** start of GIVEN DATA **

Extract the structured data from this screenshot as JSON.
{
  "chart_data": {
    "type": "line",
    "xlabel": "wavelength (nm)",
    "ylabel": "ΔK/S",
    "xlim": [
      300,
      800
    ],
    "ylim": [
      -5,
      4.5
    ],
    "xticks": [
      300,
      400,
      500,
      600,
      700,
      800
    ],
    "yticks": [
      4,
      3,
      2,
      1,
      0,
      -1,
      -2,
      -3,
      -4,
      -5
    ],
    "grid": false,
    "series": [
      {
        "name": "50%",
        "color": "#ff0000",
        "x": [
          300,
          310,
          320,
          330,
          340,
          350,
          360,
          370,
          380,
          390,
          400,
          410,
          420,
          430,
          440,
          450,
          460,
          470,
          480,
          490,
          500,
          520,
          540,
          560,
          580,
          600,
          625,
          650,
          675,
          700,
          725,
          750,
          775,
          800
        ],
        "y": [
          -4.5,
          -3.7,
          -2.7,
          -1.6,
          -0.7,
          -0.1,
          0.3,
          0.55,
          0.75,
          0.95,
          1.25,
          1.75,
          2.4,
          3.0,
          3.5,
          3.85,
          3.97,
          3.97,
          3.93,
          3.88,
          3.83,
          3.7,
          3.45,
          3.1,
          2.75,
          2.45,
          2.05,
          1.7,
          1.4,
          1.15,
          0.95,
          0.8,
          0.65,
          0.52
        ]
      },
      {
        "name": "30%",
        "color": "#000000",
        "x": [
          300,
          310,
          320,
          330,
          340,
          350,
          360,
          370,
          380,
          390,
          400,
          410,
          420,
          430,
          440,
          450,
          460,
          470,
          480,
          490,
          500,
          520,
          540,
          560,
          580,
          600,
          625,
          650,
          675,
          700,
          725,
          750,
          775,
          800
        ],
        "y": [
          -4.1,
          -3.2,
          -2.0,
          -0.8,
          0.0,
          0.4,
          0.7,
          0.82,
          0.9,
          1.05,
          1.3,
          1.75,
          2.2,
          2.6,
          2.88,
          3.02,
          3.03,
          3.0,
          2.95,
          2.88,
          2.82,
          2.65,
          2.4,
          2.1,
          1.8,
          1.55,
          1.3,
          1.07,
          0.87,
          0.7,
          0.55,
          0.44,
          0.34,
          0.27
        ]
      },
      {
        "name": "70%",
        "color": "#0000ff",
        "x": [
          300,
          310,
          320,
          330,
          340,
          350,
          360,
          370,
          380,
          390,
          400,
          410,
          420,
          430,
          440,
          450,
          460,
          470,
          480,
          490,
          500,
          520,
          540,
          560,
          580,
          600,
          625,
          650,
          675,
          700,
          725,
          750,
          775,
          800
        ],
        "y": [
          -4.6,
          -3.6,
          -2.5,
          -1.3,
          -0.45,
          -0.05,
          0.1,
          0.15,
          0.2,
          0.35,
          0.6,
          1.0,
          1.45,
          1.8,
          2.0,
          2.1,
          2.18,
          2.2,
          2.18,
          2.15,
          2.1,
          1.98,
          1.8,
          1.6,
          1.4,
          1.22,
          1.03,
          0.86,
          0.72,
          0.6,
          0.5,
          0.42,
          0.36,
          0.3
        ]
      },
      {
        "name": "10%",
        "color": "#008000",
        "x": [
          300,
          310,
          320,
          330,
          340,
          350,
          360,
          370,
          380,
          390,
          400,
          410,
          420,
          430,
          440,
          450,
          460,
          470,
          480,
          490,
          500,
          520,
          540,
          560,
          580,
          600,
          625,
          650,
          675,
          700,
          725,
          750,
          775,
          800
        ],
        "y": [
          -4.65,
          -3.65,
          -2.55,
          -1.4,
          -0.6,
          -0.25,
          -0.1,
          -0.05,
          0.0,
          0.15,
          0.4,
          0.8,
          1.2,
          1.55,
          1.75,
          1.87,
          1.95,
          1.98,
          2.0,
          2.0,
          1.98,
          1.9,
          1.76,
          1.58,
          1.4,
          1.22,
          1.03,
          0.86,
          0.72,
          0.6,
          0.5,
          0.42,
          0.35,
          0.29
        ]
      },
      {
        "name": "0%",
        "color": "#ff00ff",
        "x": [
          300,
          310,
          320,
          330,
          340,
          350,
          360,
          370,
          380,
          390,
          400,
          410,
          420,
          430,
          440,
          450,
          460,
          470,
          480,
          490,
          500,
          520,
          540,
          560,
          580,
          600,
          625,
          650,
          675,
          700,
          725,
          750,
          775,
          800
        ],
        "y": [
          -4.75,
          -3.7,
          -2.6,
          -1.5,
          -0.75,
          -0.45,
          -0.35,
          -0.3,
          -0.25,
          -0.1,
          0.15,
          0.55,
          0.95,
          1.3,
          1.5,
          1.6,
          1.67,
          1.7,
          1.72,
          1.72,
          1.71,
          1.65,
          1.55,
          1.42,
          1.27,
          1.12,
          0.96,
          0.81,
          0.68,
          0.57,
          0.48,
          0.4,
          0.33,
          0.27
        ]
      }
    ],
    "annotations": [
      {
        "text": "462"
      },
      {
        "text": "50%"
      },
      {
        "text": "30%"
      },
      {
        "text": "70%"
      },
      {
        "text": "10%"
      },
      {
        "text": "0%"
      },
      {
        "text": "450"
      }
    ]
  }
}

** end of GIVEN DATA **

Only lines with the word "color" are wanted, so copy each one from the records.

        "color": "#ff0000",
        "color": "#000000",
        "color": "#0000ff",
        "color": "#008000",
        "color": "#ff00ff",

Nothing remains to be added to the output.